*Description of the task:*
How many lines of these records hold the string "avec"? Reply with the number alone.

:::::

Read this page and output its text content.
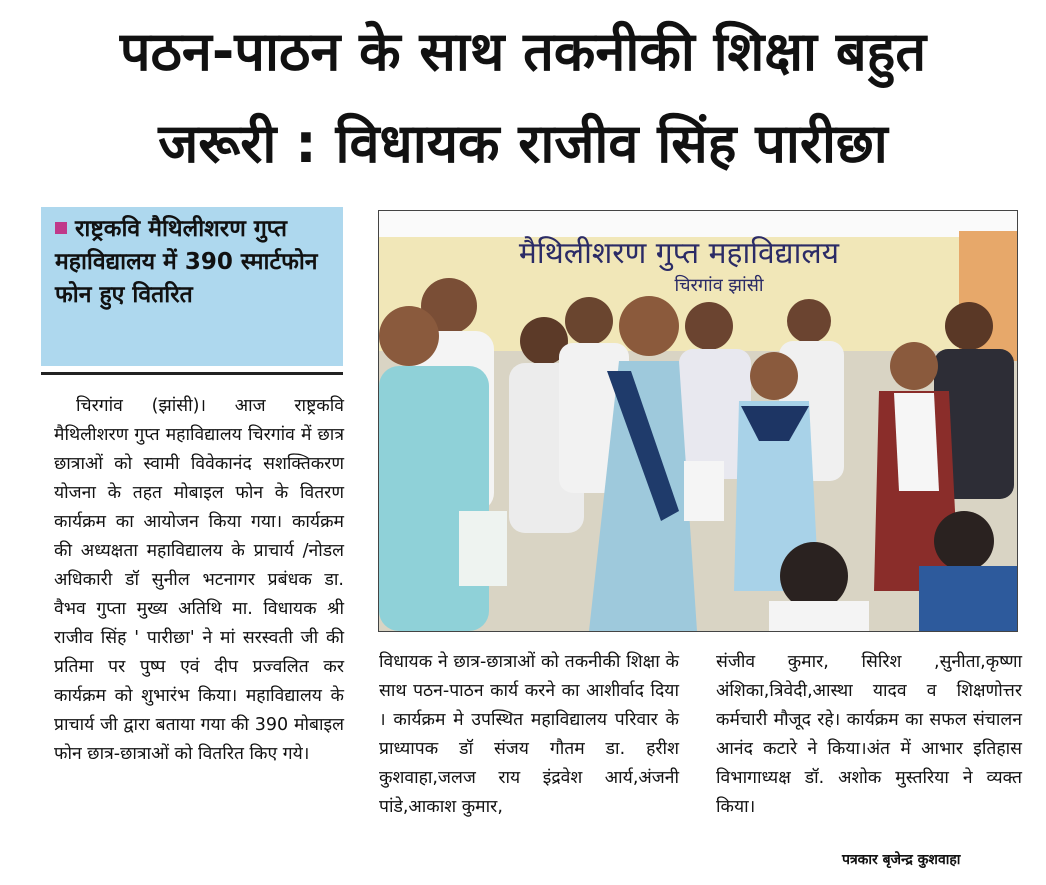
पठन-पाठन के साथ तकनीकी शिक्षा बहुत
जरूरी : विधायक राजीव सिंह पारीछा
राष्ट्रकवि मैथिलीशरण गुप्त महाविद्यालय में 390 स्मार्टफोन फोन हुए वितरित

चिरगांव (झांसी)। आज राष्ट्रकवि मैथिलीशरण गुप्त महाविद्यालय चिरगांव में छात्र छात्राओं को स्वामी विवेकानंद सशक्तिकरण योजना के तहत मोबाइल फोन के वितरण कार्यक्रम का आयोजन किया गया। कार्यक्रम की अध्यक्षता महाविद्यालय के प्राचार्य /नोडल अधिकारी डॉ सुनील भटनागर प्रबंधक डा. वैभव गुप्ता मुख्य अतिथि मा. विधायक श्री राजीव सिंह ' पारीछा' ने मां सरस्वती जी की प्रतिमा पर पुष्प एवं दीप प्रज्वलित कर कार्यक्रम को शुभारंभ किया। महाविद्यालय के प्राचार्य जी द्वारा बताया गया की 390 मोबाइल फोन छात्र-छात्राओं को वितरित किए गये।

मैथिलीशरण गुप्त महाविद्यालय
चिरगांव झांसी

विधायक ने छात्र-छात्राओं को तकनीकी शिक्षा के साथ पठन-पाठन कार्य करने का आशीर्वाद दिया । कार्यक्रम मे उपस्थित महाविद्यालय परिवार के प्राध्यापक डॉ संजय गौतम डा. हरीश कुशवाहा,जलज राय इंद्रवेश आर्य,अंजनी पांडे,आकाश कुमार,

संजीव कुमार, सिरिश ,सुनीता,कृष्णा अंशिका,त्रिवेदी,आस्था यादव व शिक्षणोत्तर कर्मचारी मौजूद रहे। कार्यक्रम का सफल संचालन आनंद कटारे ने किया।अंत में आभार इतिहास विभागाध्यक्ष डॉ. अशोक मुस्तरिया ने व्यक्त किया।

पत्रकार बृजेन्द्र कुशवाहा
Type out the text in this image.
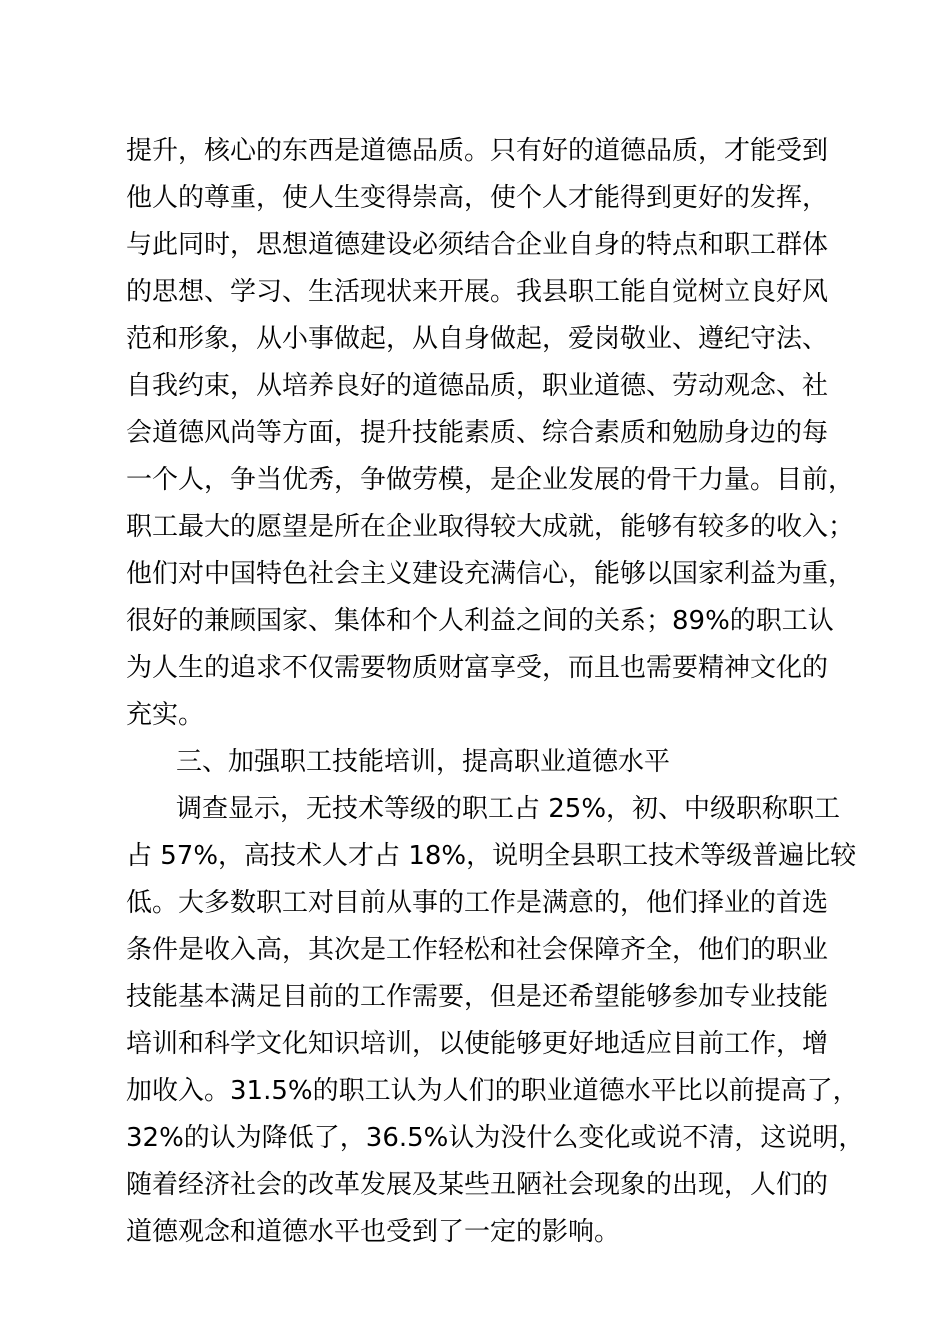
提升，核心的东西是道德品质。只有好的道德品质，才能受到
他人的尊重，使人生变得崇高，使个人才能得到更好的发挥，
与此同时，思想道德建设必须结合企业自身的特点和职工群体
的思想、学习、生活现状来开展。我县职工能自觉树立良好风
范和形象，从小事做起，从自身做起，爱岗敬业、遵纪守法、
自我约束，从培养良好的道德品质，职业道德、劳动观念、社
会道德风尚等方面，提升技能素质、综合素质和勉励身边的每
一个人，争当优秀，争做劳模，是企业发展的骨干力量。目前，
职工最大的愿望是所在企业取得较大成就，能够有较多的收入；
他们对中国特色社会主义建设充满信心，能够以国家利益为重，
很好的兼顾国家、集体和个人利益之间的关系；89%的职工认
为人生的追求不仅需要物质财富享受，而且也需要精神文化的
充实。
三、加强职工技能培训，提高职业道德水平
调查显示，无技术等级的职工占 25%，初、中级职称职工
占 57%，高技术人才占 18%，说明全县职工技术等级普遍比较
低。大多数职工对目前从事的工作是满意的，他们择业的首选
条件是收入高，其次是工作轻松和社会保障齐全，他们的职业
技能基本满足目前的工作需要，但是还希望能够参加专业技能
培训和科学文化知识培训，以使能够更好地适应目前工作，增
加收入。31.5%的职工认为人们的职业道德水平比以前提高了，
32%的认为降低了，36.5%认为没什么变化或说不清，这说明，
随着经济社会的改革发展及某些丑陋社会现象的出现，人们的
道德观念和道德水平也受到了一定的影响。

:::::

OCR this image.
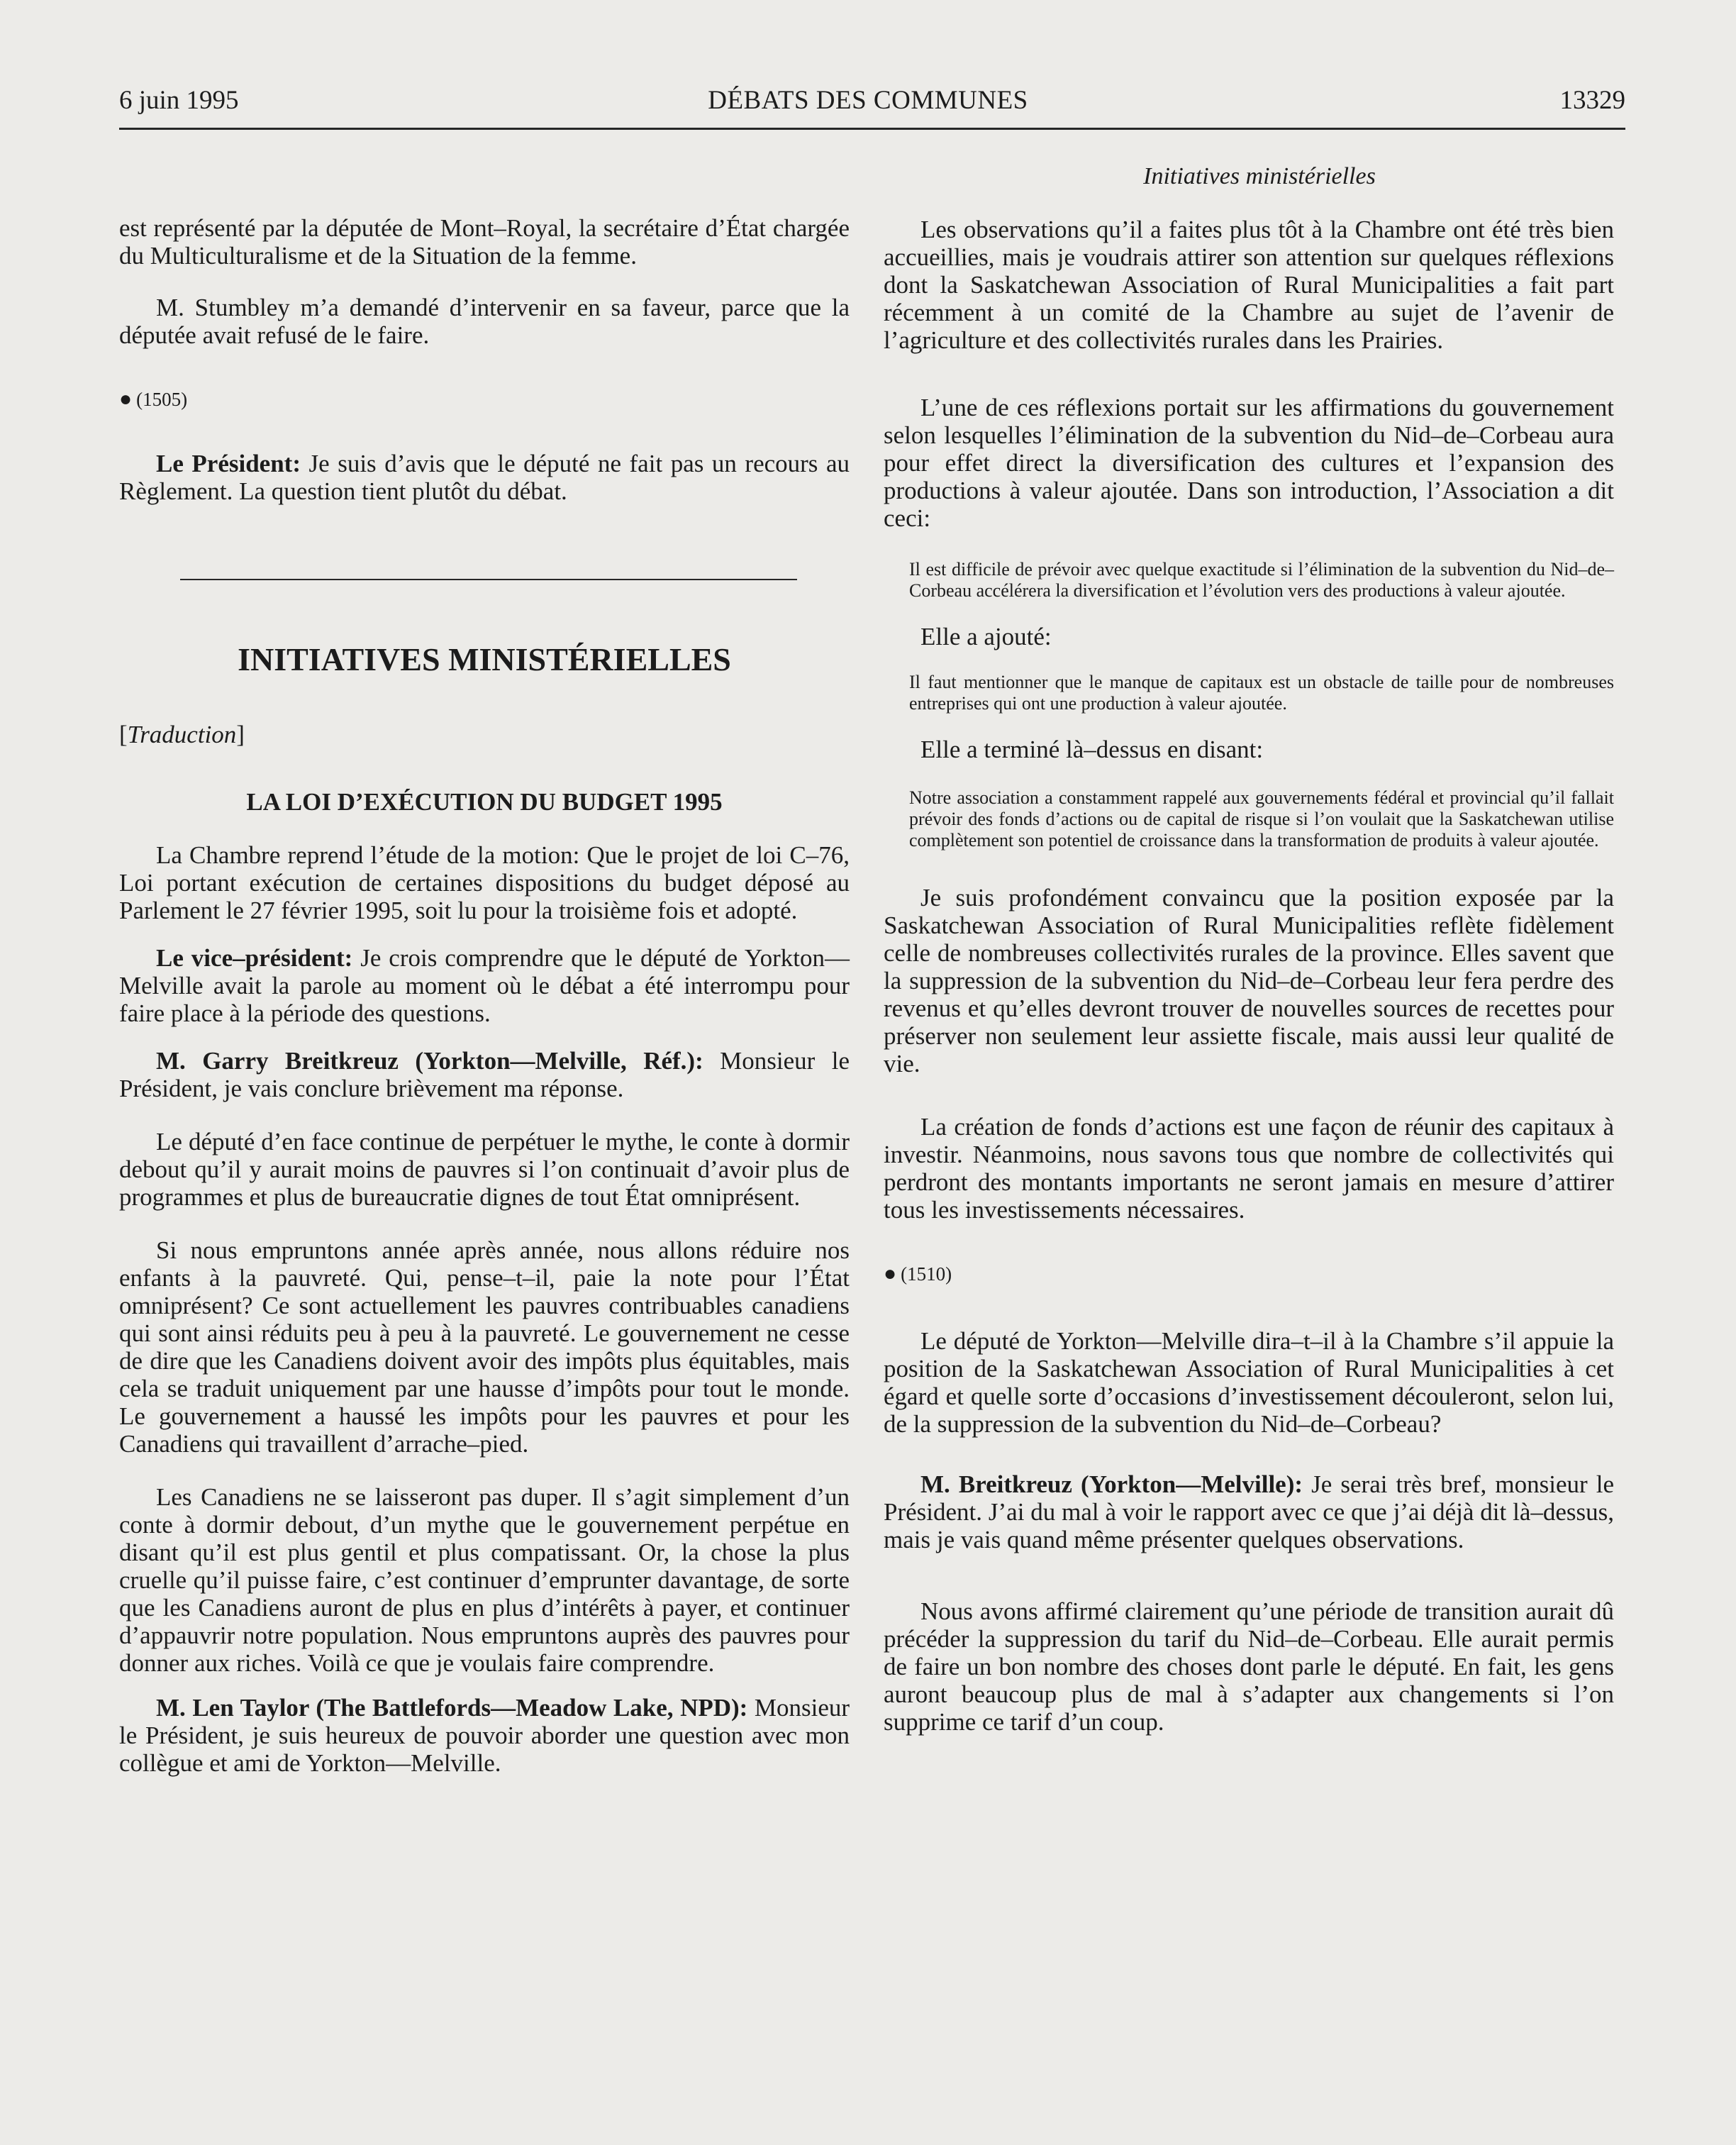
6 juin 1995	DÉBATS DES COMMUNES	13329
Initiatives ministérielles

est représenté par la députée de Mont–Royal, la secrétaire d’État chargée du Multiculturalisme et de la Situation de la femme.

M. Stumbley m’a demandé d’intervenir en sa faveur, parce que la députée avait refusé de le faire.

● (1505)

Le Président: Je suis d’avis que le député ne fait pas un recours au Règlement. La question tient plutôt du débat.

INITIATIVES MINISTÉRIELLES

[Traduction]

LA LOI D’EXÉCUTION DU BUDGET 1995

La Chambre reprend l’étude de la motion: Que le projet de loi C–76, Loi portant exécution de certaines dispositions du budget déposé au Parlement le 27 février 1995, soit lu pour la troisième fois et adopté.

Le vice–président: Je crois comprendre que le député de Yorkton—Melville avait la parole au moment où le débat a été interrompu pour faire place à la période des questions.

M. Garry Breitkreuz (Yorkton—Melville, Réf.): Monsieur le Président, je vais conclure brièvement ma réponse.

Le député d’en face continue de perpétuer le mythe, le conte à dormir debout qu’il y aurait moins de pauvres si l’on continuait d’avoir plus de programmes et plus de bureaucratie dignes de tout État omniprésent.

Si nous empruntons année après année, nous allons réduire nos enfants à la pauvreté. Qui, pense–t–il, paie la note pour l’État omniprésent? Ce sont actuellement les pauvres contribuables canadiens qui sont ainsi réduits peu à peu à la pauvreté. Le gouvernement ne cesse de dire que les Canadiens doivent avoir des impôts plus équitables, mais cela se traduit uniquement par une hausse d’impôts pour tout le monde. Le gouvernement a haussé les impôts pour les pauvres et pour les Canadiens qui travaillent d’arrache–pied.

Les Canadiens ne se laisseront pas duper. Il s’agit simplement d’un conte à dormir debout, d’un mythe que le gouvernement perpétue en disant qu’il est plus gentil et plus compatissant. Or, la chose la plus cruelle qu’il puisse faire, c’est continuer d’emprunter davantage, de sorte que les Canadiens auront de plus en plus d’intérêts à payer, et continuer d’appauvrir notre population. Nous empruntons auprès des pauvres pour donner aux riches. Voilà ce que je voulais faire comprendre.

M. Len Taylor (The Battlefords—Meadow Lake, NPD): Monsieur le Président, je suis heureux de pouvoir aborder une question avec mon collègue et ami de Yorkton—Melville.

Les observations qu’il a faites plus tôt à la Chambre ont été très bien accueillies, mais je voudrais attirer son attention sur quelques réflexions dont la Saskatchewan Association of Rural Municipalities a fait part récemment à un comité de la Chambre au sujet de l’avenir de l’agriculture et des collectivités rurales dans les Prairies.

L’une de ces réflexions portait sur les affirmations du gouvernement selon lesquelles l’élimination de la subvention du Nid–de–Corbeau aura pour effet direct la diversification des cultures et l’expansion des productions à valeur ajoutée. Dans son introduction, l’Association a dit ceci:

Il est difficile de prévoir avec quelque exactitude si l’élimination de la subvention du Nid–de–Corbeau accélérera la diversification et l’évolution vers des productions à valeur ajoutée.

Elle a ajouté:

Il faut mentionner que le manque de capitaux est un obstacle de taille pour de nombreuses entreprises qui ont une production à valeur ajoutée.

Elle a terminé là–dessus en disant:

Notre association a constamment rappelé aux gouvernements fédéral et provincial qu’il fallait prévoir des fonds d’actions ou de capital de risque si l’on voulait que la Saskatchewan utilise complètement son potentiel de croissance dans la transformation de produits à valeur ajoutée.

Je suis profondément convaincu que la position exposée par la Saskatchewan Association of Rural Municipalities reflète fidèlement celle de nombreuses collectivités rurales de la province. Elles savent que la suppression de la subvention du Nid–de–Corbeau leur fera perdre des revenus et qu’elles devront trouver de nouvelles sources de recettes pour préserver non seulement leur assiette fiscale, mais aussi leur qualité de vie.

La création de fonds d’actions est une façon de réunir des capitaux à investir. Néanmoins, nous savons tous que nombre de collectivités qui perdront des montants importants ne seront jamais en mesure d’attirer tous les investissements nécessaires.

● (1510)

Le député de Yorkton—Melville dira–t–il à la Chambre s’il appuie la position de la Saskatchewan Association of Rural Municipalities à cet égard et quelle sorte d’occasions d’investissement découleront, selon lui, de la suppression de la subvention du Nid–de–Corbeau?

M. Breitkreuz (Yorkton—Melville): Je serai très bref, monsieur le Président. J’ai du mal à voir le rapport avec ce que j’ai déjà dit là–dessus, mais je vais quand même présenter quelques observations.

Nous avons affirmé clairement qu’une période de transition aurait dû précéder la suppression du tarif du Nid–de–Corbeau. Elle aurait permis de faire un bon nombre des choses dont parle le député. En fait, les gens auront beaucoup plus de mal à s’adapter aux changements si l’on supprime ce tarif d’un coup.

:::::

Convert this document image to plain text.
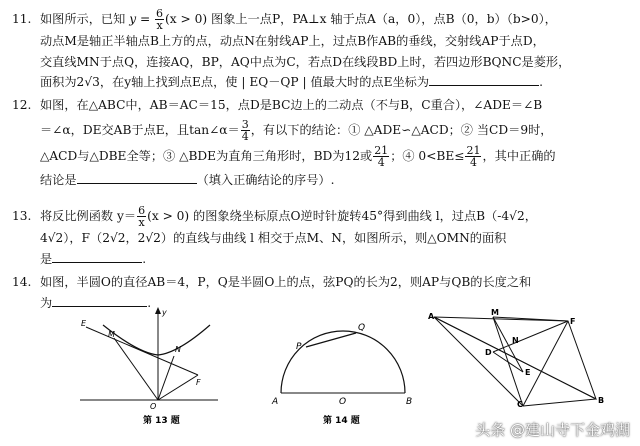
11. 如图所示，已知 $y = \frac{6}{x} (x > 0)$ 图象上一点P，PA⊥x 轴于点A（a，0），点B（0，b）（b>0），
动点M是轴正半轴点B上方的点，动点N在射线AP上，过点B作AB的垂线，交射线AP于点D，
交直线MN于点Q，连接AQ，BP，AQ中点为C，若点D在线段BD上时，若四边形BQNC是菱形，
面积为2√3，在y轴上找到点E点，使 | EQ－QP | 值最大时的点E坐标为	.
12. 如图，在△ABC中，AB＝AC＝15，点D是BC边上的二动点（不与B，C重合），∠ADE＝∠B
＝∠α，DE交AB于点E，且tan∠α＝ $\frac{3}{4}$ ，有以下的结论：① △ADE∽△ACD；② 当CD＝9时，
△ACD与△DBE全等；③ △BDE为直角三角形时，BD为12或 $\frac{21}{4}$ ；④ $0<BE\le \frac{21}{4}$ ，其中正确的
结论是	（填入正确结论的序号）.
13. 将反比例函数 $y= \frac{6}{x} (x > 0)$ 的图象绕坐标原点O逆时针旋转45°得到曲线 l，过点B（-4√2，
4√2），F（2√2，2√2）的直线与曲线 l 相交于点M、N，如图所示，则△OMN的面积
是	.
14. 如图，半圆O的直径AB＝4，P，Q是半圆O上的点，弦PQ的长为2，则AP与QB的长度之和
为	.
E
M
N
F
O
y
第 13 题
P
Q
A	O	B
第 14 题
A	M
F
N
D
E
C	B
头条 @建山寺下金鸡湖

:::::

*Exercise response:*
3